**Problem description**
List each line of the data that holds the word "Peak".

**Rows**
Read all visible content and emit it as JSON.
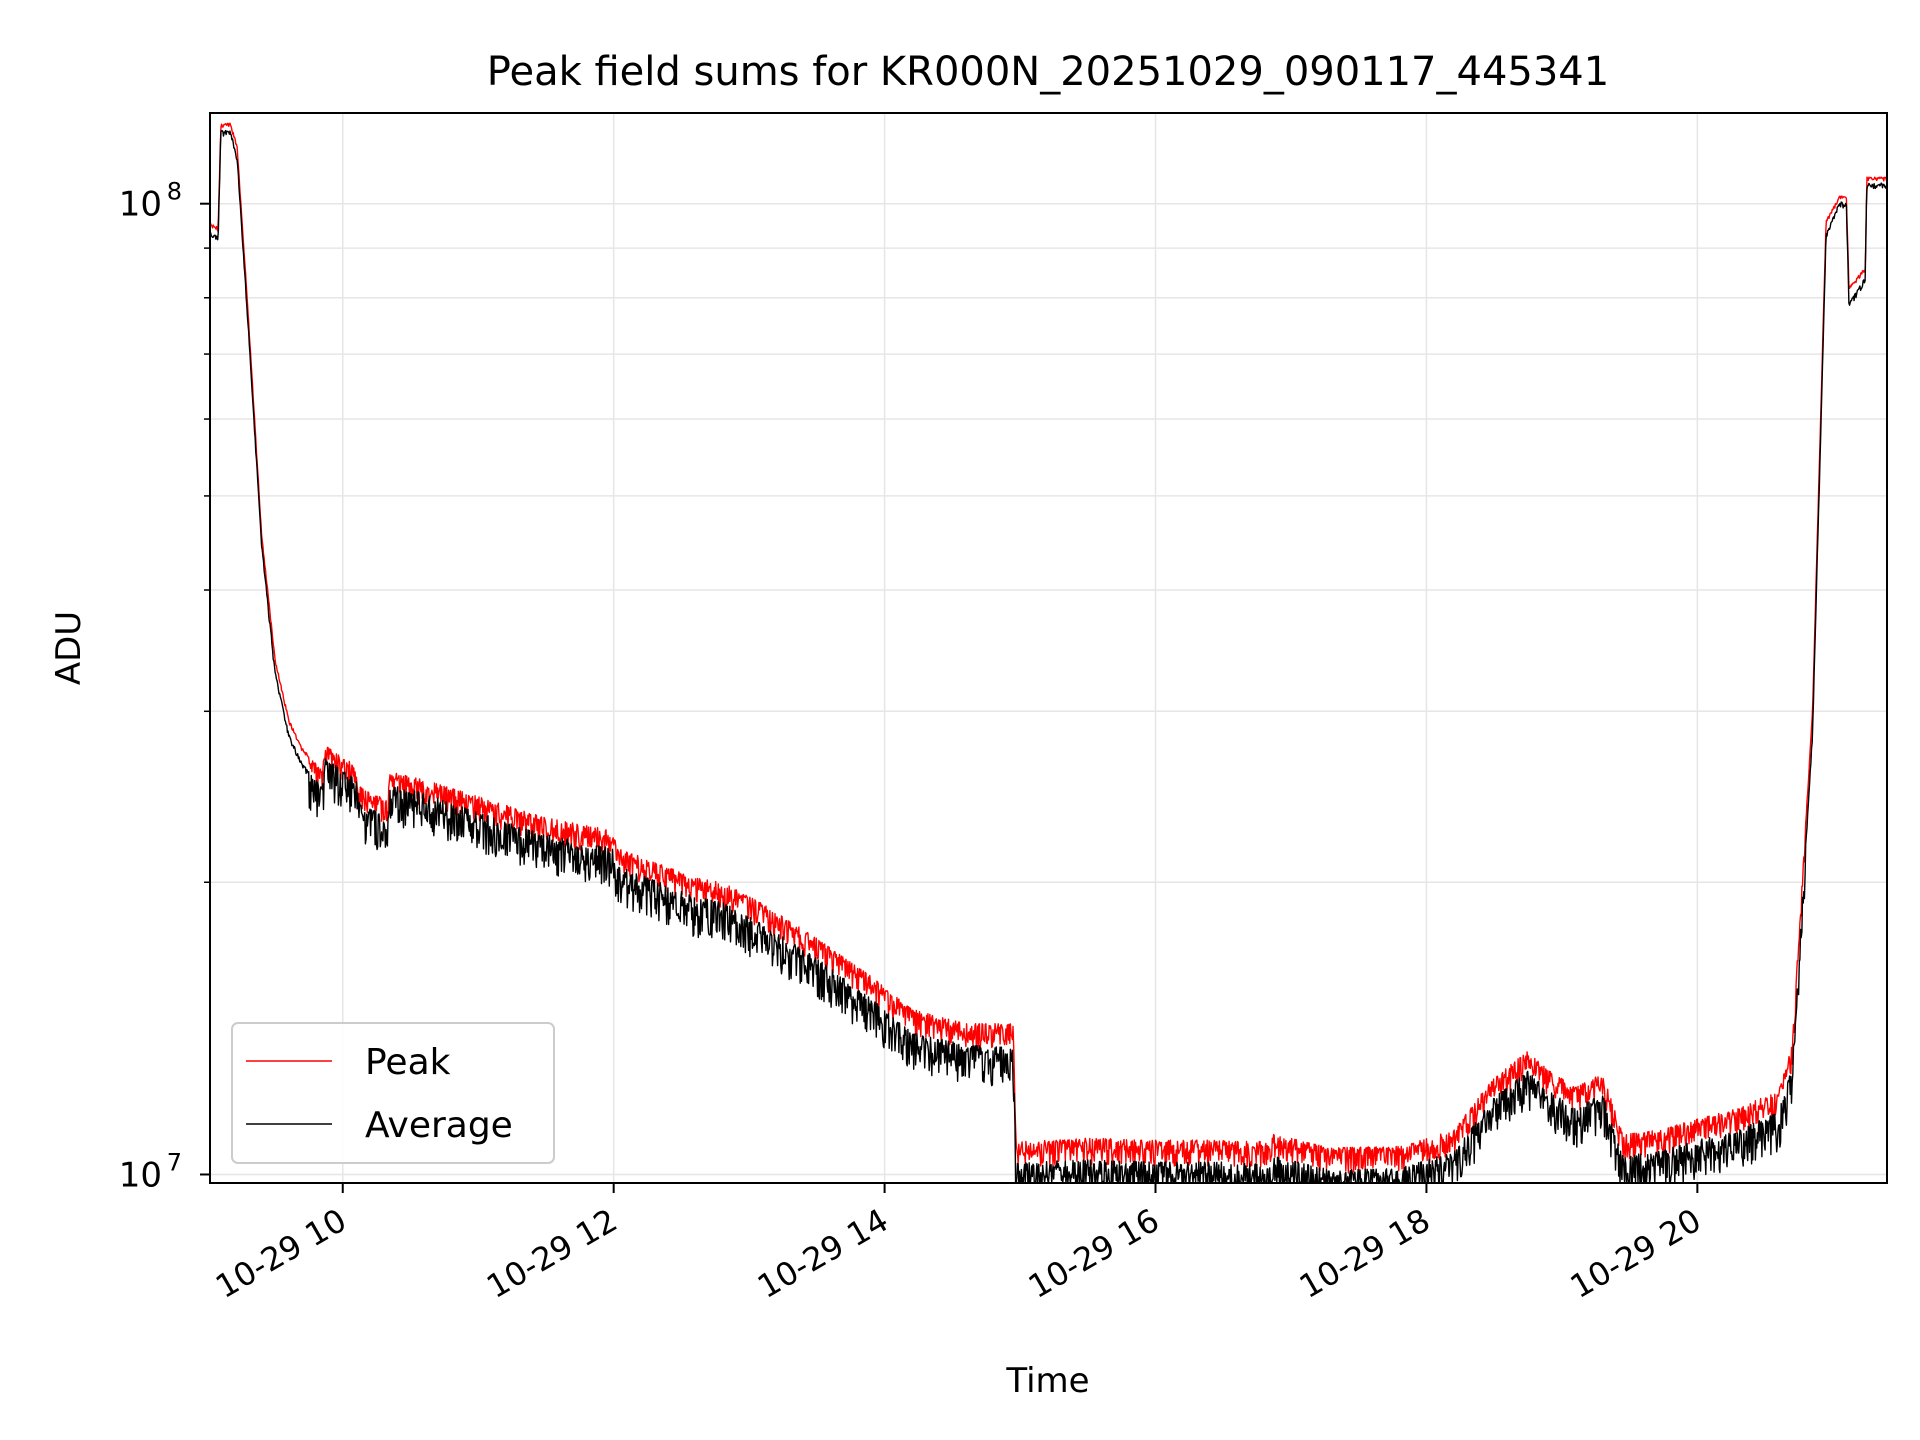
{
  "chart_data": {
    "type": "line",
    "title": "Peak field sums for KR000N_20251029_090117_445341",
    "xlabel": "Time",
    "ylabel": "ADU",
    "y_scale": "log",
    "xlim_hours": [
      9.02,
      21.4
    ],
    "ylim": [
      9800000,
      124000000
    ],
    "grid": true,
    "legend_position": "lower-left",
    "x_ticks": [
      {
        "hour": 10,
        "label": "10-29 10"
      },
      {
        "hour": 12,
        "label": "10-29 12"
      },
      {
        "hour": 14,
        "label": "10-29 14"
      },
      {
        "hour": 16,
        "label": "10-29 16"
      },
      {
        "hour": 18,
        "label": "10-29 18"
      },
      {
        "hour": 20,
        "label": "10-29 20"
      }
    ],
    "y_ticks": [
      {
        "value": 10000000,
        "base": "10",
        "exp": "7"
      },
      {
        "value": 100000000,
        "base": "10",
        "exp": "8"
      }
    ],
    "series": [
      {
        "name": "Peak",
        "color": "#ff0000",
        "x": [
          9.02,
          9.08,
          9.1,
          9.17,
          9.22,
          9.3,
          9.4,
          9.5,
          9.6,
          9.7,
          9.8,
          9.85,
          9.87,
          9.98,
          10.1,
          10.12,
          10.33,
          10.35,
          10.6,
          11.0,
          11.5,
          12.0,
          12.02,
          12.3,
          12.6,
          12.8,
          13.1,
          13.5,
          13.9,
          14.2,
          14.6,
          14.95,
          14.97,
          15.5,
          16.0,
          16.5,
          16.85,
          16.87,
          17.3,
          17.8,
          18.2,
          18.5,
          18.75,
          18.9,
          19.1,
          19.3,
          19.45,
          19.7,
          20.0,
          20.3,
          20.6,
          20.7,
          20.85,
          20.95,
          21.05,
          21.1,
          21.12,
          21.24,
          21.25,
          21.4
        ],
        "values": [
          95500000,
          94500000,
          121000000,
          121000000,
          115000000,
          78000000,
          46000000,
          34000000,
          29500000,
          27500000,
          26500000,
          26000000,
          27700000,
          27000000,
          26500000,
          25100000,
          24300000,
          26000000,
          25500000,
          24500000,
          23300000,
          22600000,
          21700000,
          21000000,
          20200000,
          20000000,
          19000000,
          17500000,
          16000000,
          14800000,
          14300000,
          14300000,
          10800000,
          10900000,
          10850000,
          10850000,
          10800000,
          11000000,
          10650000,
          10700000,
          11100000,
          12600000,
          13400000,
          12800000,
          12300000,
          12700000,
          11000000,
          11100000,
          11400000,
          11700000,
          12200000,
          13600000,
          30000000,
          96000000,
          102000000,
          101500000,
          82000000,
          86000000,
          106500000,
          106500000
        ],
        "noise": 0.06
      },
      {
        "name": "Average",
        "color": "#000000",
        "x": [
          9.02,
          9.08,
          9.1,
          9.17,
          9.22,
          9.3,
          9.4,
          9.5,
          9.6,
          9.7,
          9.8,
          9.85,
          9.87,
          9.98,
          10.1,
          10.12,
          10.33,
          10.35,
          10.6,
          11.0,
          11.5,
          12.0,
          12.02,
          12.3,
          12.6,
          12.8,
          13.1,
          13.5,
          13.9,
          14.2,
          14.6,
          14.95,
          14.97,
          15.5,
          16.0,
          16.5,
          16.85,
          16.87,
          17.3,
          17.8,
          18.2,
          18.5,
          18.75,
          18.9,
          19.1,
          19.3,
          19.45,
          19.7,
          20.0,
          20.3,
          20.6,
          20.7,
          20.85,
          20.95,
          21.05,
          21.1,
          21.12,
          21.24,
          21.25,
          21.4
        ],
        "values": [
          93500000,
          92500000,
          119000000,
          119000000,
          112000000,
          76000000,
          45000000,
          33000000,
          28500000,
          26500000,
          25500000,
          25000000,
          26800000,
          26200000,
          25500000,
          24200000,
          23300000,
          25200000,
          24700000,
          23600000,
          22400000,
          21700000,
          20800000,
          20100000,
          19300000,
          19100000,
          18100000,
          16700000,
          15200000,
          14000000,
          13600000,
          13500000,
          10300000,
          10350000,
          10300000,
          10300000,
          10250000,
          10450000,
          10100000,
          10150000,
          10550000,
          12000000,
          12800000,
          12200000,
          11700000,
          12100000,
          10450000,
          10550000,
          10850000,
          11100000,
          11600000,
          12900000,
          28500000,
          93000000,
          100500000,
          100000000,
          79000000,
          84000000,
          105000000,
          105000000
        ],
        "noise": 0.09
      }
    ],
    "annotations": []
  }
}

---

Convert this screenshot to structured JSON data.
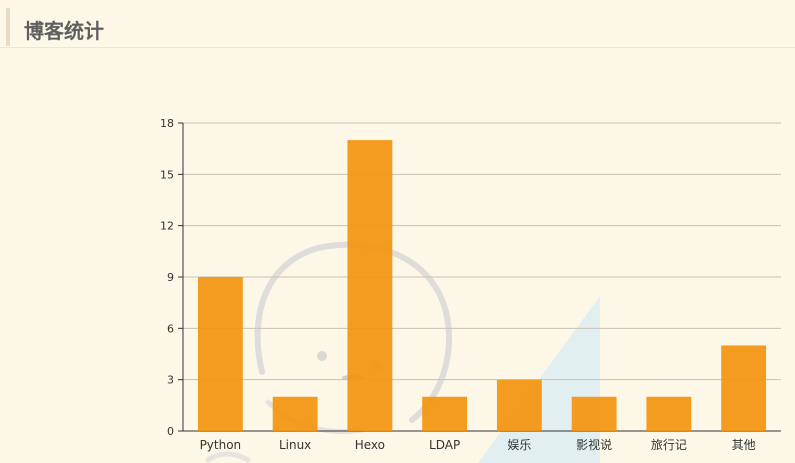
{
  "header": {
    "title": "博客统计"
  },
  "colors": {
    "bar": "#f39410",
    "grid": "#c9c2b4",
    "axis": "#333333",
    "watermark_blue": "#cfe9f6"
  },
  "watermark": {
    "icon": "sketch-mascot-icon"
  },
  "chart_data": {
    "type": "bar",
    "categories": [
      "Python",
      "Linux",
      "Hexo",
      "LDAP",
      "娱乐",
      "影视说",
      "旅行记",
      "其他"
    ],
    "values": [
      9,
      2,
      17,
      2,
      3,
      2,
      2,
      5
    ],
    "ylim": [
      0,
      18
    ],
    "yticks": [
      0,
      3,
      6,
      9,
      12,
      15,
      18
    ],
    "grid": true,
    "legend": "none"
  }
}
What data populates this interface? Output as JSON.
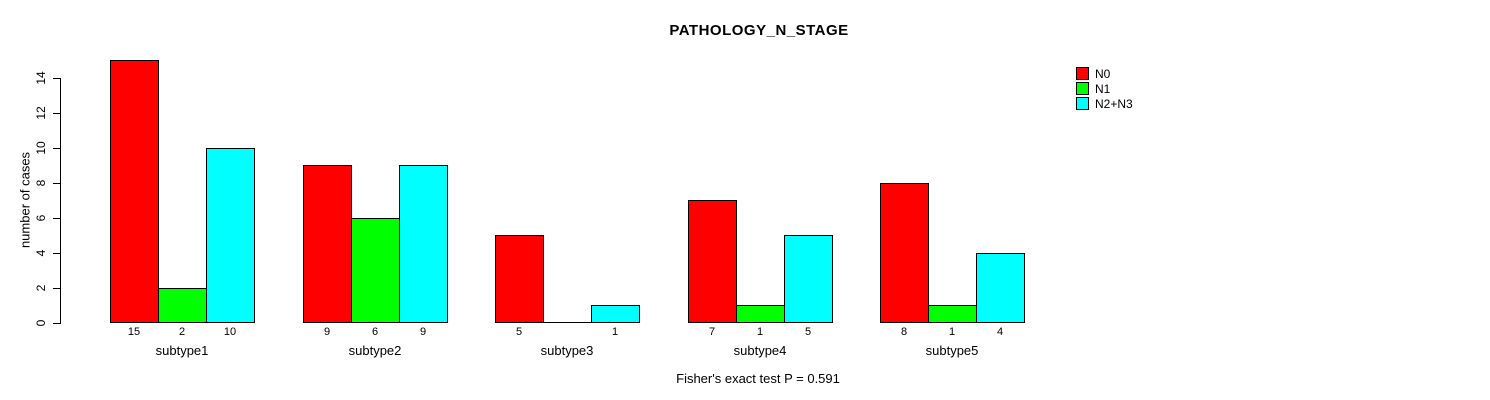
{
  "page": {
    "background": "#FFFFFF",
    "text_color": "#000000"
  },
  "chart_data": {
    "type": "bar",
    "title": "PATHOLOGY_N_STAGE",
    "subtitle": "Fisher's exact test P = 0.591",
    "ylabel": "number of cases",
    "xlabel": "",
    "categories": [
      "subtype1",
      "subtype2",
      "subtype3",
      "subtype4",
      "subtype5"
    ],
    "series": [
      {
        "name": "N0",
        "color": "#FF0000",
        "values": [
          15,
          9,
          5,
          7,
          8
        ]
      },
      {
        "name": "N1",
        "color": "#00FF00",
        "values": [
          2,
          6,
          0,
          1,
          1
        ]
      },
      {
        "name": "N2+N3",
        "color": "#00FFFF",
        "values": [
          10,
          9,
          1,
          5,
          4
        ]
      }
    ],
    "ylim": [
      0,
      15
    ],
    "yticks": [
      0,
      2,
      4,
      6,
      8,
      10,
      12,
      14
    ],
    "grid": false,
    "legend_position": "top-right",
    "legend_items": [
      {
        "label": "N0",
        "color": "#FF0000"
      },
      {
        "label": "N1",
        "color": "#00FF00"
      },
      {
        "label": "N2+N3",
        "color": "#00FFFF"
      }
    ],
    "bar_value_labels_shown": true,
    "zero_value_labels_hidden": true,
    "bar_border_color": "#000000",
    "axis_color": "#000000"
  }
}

**Task response**
    "title": "Peak field sums for KR000N_20251029_090117_445341",
        "name": "Peak",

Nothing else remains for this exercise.